Do this
Copy every line of the data that contains the string "name".

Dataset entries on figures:

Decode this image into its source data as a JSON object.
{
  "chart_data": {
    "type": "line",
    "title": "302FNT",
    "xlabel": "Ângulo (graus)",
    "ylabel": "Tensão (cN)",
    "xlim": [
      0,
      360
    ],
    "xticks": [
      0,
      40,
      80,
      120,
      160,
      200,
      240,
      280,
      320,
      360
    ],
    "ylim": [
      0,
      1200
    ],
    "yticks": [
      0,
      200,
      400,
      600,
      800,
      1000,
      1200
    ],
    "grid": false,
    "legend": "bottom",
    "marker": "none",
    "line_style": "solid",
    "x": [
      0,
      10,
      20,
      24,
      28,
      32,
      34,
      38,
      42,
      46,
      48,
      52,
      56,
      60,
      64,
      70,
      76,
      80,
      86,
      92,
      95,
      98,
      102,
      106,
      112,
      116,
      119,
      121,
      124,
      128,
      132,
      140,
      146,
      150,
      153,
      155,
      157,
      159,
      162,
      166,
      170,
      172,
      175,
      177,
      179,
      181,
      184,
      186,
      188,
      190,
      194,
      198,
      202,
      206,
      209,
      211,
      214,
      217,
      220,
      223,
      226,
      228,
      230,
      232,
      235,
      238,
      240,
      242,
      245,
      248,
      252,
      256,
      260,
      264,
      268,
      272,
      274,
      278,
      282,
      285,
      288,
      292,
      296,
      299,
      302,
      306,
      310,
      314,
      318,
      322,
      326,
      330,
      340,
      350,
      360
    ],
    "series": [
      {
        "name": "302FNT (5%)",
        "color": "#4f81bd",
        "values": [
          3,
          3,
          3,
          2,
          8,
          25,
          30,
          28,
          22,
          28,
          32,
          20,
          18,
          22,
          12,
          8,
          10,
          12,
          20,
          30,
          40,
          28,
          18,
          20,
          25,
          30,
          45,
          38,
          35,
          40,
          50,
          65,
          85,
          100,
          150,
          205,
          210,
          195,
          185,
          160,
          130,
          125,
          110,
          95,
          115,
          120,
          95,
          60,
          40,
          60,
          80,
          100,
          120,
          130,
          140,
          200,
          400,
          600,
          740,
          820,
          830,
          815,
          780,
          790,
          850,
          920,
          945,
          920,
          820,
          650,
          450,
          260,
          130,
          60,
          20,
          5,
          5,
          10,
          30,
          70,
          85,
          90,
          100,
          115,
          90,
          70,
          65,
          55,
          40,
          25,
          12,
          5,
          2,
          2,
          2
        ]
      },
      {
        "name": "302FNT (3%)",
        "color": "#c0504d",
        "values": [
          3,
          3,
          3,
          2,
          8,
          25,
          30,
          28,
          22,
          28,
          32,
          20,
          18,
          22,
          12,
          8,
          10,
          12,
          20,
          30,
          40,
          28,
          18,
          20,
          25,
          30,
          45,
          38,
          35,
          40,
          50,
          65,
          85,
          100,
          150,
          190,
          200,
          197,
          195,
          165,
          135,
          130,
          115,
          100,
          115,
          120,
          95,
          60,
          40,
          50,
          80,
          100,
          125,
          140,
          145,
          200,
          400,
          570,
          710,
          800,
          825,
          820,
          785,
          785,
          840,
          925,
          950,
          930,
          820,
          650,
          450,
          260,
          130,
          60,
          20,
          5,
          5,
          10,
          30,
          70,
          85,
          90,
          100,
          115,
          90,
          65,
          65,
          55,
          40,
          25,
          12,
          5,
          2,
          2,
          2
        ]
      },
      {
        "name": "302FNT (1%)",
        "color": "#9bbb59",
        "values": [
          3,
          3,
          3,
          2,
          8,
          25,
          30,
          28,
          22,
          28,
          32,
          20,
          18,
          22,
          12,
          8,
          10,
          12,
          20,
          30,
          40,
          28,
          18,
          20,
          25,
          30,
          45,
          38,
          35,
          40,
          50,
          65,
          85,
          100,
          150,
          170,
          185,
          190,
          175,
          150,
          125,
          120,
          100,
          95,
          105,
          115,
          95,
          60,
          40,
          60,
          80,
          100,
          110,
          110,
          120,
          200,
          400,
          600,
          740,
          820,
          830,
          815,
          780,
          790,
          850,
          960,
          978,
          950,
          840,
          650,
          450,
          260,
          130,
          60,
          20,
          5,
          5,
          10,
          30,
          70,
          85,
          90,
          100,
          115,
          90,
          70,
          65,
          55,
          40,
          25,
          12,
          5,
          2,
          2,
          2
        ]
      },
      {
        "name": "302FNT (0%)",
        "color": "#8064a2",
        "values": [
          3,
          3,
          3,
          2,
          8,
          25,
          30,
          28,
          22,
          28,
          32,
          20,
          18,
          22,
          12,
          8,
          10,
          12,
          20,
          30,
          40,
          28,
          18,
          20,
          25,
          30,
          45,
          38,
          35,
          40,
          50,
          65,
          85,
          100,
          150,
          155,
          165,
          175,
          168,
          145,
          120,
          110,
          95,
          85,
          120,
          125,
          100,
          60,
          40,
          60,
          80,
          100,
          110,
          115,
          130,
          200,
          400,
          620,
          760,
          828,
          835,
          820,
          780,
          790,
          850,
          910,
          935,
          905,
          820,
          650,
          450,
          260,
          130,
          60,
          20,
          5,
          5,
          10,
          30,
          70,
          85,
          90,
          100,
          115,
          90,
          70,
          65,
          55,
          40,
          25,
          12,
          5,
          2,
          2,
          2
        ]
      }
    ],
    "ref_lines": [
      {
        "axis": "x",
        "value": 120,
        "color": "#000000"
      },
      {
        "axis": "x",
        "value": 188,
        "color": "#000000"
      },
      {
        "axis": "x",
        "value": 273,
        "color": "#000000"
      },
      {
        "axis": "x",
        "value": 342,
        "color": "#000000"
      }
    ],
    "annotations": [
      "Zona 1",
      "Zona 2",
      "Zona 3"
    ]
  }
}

Written solution
        "name": "302FNT (5%)",
        "name": "302FNT (3%)",
        "name": "302FNT (1%)",
        "name": "302FNT (0%)",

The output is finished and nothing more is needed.